EXERCISE AIM. Separate out the lines that hold "author".

________

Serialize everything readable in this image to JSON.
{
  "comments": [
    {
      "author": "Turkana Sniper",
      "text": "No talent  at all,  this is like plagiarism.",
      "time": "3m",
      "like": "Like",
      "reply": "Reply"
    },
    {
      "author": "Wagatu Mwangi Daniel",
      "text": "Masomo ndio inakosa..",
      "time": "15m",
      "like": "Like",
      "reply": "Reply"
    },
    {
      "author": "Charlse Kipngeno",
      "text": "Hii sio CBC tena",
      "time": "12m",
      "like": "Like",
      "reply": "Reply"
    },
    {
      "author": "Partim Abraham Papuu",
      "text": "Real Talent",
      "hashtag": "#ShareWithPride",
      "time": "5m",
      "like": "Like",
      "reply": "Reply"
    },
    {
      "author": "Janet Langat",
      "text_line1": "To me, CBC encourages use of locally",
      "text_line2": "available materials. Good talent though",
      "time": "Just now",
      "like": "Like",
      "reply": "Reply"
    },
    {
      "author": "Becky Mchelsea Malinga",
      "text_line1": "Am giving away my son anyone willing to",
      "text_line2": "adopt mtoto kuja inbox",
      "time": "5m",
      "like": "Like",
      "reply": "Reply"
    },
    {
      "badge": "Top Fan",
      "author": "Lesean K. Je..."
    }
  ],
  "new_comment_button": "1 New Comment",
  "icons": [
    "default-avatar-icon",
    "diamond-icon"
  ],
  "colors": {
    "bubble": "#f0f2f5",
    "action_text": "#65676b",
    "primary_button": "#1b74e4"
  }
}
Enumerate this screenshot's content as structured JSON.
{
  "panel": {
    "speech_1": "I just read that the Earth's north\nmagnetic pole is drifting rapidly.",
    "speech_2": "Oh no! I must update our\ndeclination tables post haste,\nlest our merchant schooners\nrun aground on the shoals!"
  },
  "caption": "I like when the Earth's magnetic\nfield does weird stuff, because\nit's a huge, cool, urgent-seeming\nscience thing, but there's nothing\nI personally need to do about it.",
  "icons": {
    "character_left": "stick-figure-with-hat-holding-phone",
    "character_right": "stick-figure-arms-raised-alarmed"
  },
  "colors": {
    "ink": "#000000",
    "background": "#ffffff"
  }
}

________

TASK RESPONSE.
      "author": "Turkana Sniper",
      "author": "Wagatu Mwangi Daniel",
      "author": "Charlse Kipngeno",
      "author": "Partim Abraham Papuu",
      "author": "Janet Langat",
      "author": "Becky Mchelsea Malinga",
      "author": "Lesean K. Je..."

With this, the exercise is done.